**What you should do**
Copy out all lines of the records in which the word "Child" appears.

**Dataset records**
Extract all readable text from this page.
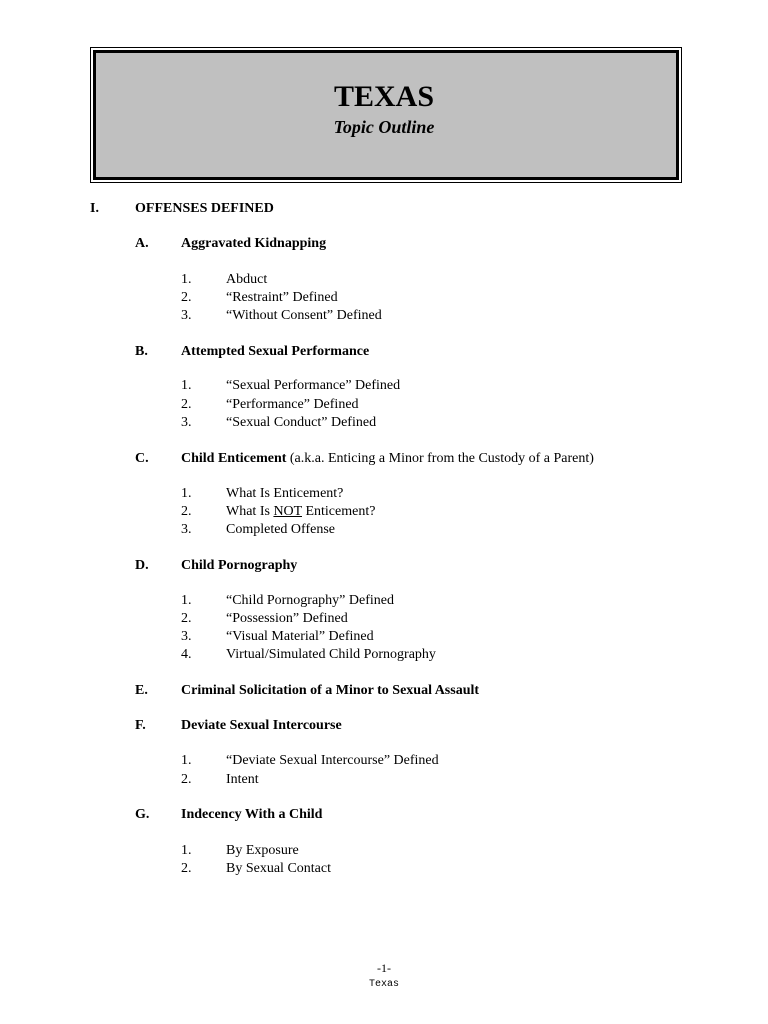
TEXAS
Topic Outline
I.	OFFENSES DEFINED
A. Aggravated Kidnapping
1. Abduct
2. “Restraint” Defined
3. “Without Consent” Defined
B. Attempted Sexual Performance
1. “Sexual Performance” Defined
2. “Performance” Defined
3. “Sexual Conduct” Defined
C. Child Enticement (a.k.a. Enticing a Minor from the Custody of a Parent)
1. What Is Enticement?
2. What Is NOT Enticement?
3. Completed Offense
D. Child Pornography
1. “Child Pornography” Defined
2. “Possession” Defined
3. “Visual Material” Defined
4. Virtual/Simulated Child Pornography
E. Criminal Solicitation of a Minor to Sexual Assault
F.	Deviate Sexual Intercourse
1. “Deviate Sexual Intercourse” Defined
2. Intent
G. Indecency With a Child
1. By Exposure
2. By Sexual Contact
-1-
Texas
...
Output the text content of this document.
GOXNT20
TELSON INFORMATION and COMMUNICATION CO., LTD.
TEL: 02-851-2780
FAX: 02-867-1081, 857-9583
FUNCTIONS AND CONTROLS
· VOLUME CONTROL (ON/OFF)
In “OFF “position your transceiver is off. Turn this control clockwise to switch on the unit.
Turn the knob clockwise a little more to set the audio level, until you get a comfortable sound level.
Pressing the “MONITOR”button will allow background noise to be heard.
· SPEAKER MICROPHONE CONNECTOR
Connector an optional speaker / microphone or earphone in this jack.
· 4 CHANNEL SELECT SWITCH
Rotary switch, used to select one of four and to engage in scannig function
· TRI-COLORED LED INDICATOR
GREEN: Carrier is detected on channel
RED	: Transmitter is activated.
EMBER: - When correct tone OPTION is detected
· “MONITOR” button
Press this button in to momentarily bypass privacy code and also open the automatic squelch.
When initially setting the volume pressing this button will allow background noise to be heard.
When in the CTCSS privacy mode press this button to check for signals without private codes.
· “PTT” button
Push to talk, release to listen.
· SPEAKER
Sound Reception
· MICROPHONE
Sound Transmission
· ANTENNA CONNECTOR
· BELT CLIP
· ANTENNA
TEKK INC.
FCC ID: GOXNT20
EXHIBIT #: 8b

**Reply**
C. Child Enticement (a.k.a. Enticing a Minor from the Custody of a Parent)
D. Child Pornography
1. “Child Pornography” Defined
4. Virtual/Simulated Child Pornography
G. Indecency With a Child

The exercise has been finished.